**WRITTEN REQUEST**
Restate the listing that follows word for word, without its pictures.

**SUPPLIED RECORDS**
----

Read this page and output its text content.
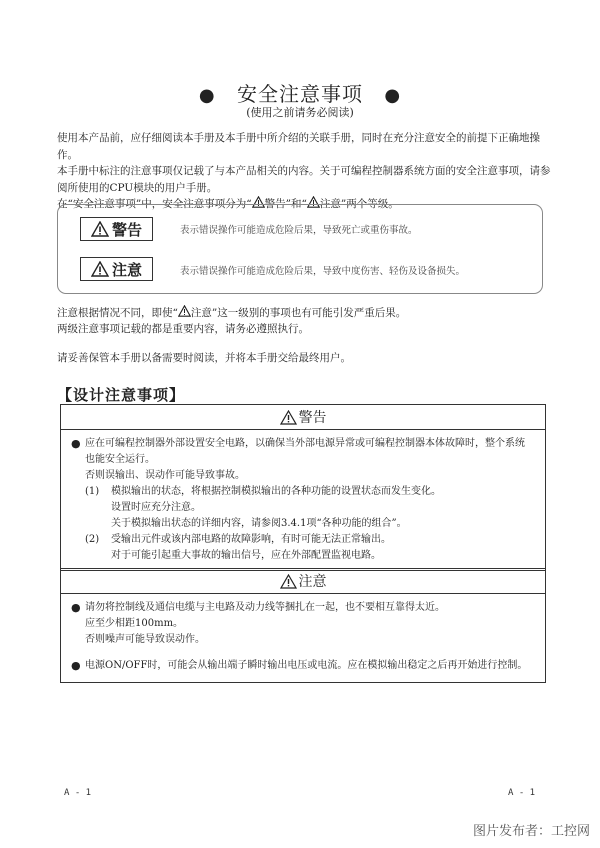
● 安全注意事项 ●
(使用之前请务必阅读)

使用本产品前，应仔细阅读本手册及本手册中所介绍的关联手册，同时在充分注意安全的前提下正确地操作。

本手册中标注的注意事项仅记载了与本产品相关的内容。关于可编程控制器系统方面的安全注意事项，请参

阅所使用的CPU模块的用户手册。

在“安全注意事项”中，安全注意事项分为“ 警告”和“ 注意”两个等级。

警告	表示错误操作可能造成危险后果，导致死亡或重伤事故。
注意	表示错误操作可能造成危险后果，导致中度伤害、轻伤及设备损失。

注意根据情况不同，即使“ 注意”这一级别的事项也有可能引发严重后果。

两级注意事项记载的都是重要内容，请务必遵照执行。

请妥善保管本手册以备需要时阅读，并将本手册交给最终用户。
【设计注意事项】
警告
● 应在可编程控制器外部设置安全电路，以确保当外部电源异常或可编程控制器本体故障时，整个系统

也能安全运行。

否则误输出、误动作可能导致事故。

(1)	模拟输出的状态，将根据控制模拟输出的各种功能的设置状态而发生变化。

设置时应充分注意。

关于模拟输出状态的详细内容，请参阅3.4.1项“各种功能的组合”。

(2)	受输出元件或该内部电路的故障影响，有时可能无法正常输出。

对于可能引起重大事故的输出信号，应在外部配置监视电路。

注意
● 请勿将控制线及通信电缆与主电路及动力线等捆扎在一起，也不要相互靠得太近。

应至少相距100mm。

否则噪声可能导致误动作。

● 电源ON/OFF时，可能会从输出端子瞬时输出电压或电流。应在模拟输出稳定之后再开始进行控制。

A - 1	A - 1
图片发布者：工控网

----

**SOLUTION**
Read this page and output its text content.
● 安全注意事项 ●
(使用之前请务必阅读)

使用本产品前，应仔细阅读本手册及本手册中所介绍的关联手册，同时在充分注意安全的前提下正确地操作。

本手册中标注的注意事项仅记载了与本产品相关的内容。关于可编程控制器系统方面的安全注意事项，请参

阅所使用的CPU模块的用户手册。

在“安全注意事项”中，安全注意事项分为“ 警告”和“ 注意”两个等级。

警告	表示错误操作可能造成危险后果，导致死亡或重伤事故。
注意	表示错误操作可能造成危险后果，导致中度伤害、轻伤及设备损失。

注意根据情况不同，即使“ 注意”这一级别的事项也有可能引发严重后果。

两级注意事项记载的都是重要内容，请务必遵照执行。

请妥善保管本手册以备需要时阅读，并将本手册交给最终用户。
【设计注意事项】
警告
● 应在可编程控制器外部设置安全电路，以确保当外部电源异常或可编程控制器本体故障时，整个系统

也能安全运行。

否则误输出、误动作可能导致事故。

(1)	模拟输出的状态，将根据控制模拟输出的各种功能的设置状态而发生变化。

设置时应充分注意。

关于模拟输出状态的详细内容，请参阅3.4.1项“各种功能的组合”。

(2)	受输出元件或该内部电路的故障影响，有时可能无法正常输出。

对于可能引起重大事故的输出信号，应在外部配置监视电路。

注意
● 请勿将控制线及通信电缆与主电路及动力线等捆扎在一起，也不要相互靠得太近。

应至少相距100mm。

否则噪声可能导致误动作。

● 电源ON/OFF时，可能会从输出端子瞬时输出电压或电流。应在模拟输出稳定之后再开始进行控制。

A - 1	A - 1
图片发布者：工控网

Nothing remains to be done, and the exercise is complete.